Chart and figure data
---+---

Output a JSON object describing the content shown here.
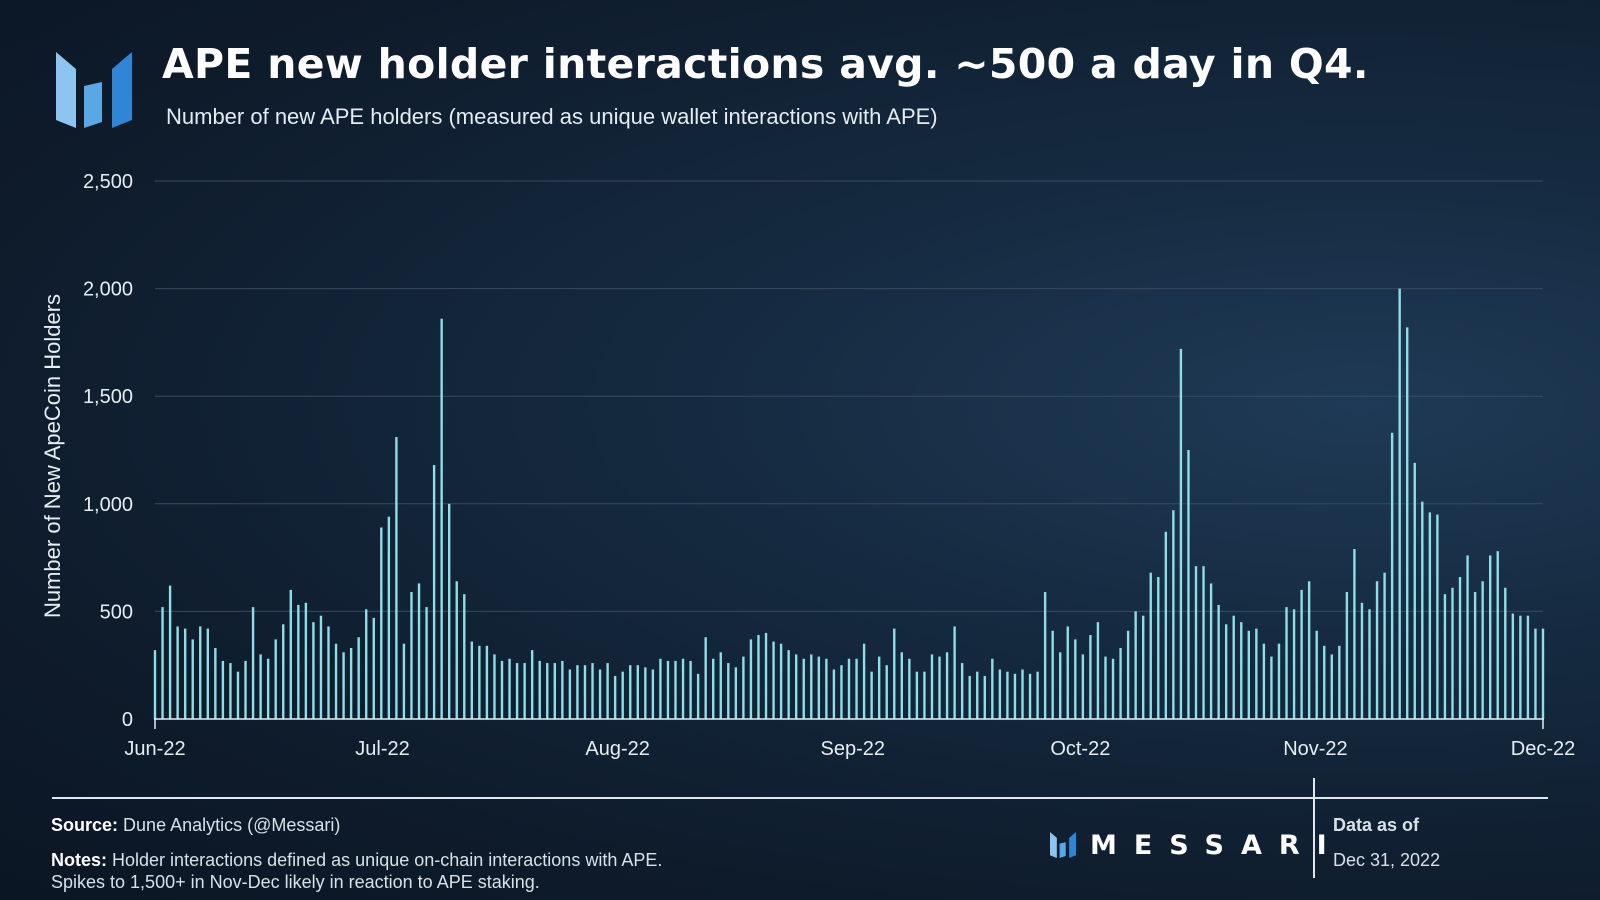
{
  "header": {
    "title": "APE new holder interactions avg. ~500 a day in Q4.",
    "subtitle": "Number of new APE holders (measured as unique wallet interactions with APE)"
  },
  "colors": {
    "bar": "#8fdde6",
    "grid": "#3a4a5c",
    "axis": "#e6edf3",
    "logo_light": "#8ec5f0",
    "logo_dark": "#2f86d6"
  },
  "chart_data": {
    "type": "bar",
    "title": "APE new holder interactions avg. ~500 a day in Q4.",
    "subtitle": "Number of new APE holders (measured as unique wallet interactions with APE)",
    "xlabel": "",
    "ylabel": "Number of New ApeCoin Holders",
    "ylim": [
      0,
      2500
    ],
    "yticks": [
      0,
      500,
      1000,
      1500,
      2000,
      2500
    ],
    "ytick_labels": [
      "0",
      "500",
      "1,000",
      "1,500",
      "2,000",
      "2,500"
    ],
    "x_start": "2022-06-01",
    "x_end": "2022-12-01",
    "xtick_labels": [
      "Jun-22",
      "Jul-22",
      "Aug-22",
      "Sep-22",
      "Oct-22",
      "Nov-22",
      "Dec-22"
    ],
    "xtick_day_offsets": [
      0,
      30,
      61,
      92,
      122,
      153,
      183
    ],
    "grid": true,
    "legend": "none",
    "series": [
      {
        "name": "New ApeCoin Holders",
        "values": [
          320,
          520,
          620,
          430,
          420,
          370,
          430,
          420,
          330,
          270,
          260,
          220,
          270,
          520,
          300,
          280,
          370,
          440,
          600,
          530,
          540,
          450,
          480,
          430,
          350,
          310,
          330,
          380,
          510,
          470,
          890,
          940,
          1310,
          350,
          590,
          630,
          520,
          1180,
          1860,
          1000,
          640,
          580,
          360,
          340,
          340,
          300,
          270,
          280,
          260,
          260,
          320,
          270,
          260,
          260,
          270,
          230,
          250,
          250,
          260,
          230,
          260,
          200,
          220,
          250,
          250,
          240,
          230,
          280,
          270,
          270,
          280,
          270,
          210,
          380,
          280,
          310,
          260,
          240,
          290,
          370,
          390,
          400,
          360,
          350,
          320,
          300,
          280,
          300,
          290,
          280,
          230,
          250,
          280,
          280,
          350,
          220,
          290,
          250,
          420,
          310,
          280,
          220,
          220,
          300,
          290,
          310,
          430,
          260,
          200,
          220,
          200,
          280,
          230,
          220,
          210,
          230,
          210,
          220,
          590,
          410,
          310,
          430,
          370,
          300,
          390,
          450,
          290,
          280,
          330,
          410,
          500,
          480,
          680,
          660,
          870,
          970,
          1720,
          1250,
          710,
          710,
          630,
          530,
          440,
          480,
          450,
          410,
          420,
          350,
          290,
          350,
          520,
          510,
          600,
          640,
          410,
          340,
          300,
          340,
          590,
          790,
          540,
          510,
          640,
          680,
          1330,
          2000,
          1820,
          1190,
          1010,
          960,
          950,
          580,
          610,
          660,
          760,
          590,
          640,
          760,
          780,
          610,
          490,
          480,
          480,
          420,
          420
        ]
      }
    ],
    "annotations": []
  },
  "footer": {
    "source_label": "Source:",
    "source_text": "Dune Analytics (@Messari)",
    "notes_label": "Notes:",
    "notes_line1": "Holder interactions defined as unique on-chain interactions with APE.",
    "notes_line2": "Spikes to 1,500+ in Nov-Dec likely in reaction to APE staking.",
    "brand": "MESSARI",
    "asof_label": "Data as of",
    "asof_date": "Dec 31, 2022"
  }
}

---+---

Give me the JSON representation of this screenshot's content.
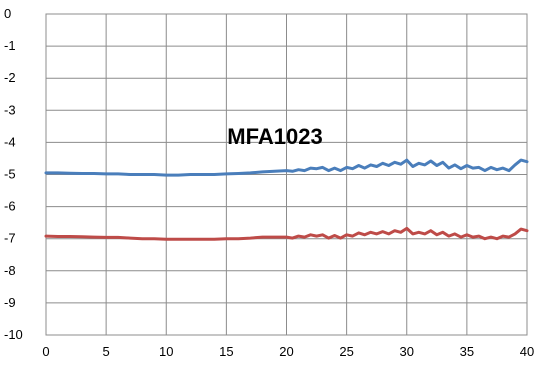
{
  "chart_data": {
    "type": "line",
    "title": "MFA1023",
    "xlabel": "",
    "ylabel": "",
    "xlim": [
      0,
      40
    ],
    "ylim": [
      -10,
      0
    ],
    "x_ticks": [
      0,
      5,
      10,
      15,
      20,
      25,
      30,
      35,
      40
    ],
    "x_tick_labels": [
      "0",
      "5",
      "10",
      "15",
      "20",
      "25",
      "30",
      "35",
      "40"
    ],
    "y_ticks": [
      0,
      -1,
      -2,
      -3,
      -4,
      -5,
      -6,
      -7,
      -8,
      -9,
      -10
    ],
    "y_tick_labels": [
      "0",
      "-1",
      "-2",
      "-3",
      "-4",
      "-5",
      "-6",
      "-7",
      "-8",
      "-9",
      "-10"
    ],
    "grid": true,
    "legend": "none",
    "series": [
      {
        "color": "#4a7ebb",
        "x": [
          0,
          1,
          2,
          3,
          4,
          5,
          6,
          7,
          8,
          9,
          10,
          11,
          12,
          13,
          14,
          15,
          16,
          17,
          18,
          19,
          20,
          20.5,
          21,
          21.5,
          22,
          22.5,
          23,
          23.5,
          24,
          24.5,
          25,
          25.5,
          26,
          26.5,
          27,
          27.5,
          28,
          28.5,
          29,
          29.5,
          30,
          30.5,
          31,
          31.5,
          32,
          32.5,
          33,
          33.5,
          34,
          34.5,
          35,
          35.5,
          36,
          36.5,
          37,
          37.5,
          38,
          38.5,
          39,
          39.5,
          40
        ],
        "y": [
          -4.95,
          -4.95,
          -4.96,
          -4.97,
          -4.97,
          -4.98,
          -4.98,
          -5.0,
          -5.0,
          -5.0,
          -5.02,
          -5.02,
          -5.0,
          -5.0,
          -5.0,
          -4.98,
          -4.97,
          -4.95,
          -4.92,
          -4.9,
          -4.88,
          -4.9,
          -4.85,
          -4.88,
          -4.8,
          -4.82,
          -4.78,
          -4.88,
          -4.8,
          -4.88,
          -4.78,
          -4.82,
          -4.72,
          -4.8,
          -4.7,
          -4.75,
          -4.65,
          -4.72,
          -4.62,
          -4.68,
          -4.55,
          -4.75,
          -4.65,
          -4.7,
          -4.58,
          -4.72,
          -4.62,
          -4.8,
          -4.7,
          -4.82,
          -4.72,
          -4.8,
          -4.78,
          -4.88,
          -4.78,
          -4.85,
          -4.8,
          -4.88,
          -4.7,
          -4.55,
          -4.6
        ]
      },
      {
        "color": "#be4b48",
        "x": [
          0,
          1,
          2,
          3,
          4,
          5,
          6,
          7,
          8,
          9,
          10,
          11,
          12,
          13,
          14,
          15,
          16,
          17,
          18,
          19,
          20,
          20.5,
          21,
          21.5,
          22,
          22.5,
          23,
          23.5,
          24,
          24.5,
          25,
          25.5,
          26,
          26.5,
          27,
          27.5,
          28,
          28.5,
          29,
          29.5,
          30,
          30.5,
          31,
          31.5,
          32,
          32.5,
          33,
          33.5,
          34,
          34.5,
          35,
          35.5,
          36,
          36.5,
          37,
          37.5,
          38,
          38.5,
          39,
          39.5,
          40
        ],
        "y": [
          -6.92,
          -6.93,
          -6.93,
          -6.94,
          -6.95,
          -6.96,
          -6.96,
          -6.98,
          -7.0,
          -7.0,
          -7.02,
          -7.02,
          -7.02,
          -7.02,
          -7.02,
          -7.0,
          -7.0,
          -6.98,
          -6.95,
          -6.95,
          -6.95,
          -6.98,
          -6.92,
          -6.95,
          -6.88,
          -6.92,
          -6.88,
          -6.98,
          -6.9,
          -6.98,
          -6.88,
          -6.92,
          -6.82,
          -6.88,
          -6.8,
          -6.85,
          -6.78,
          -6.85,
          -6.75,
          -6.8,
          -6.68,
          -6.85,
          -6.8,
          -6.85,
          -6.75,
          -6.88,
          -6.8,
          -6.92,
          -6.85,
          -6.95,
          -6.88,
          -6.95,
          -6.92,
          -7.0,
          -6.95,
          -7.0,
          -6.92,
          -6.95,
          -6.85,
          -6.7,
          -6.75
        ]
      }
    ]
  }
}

---+---

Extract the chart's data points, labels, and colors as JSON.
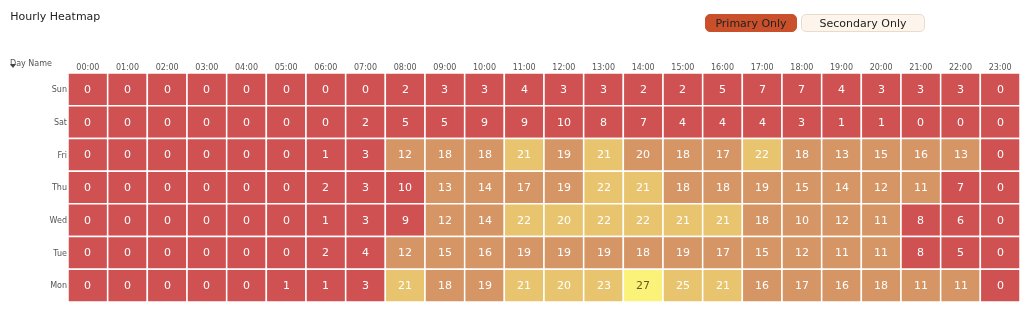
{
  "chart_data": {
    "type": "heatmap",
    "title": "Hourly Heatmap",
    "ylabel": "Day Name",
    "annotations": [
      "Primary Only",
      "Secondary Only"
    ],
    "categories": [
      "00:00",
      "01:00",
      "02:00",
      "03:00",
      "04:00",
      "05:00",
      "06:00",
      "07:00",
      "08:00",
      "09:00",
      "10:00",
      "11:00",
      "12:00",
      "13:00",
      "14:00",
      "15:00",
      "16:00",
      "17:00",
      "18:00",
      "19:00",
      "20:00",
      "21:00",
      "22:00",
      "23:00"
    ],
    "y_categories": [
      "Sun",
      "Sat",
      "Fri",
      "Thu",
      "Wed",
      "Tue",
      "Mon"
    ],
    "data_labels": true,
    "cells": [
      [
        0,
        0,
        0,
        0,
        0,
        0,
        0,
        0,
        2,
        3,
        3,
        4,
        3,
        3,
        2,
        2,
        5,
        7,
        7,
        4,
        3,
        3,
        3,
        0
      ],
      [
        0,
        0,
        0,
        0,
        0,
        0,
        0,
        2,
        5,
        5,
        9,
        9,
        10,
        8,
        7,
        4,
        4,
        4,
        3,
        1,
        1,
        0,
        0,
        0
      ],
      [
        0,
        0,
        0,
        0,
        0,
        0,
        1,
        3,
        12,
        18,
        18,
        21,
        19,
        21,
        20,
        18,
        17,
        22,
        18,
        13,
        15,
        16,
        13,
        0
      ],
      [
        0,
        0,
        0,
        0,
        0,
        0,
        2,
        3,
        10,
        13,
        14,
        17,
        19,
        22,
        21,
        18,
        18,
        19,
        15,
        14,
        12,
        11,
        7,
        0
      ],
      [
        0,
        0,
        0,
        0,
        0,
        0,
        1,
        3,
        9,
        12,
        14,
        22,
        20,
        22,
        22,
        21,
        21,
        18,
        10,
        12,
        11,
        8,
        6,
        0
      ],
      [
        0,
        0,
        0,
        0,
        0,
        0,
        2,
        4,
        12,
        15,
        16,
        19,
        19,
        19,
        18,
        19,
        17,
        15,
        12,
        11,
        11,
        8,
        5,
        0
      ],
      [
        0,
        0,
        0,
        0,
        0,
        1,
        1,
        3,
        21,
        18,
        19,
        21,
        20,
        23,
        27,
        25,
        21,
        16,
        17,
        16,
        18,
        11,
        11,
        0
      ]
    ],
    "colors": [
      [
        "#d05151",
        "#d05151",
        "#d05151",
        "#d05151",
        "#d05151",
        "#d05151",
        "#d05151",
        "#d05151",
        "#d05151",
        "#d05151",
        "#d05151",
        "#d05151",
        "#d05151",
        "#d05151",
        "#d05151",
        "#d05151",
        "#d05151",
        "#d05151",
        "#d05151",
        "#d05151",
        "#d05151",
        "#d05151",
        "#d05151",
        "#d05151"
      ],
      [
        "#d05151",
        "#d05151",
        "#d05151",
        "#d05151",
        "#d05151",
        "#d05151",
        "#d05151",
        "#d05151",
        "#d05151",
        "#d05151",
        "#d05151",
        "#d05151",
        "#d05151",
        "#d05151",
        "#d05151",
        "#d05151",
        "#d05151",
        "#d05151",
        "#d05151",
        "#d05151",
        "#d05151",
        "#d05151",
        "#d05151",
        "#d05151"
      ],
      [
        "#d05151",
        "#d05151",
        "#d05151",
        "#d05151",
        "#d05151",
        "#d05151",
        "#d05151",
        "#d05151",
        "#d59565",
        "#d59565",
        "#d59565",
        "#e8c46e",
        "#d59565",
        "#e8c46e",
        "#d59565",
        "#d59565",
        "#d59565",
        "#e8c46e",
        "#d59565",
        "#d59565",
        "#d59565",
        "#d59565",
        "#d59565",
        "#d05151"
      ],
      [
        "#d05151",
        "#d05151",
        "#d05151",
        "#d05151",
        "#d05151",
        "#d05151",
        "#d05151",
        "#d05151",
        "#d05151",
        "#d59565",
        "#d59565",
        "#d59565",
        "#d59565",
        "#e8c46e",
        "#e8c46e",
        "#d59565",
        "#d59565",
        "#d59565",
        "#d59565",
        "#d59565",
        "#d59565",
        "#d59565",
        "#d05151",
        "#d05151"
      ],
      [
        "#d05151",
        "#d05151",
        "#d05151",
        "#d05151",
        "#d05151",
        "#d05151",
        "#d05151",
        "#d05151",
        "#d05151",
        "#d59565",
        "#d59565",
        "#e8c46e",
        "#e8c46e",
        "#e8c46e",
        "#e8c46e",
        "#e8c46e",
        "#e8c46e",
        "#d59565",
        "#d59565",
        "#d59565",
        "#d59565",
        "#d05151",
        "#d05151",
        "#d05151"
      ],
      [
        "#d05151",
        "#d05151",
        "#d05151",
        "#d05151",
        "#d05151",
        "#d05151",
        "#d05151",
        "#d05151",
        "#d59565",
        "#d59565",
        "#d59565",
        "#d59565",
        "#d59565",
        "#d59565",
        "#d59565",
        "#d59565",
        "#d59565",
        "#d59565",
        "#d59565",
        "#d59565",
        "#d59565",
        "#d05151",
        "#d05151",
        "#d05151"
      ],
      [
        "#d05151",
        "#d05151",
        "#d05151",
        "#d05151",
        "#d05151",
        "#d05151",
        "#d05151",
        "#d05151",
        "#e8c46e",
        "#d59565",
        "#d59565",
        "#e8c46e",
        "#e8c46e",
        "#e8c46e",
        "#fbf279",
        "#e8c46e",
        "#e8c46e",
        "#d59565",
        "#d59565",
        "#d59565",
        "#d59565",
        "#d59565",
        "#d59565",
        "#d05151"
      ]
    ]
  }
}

---+---

__EXERCISE DETAILS__
Locate the word "Number" in the records and collect each line it appears in.

__FINAL RESULT__
    "subtitle": "Number of new APE holders (measured as unique wallet interactions with APE)"
    "subtitle": "Number of new APE holders (measured as unique wallet interactions with APE)",
    "ylabel": "Number of New ApeCoin Holders",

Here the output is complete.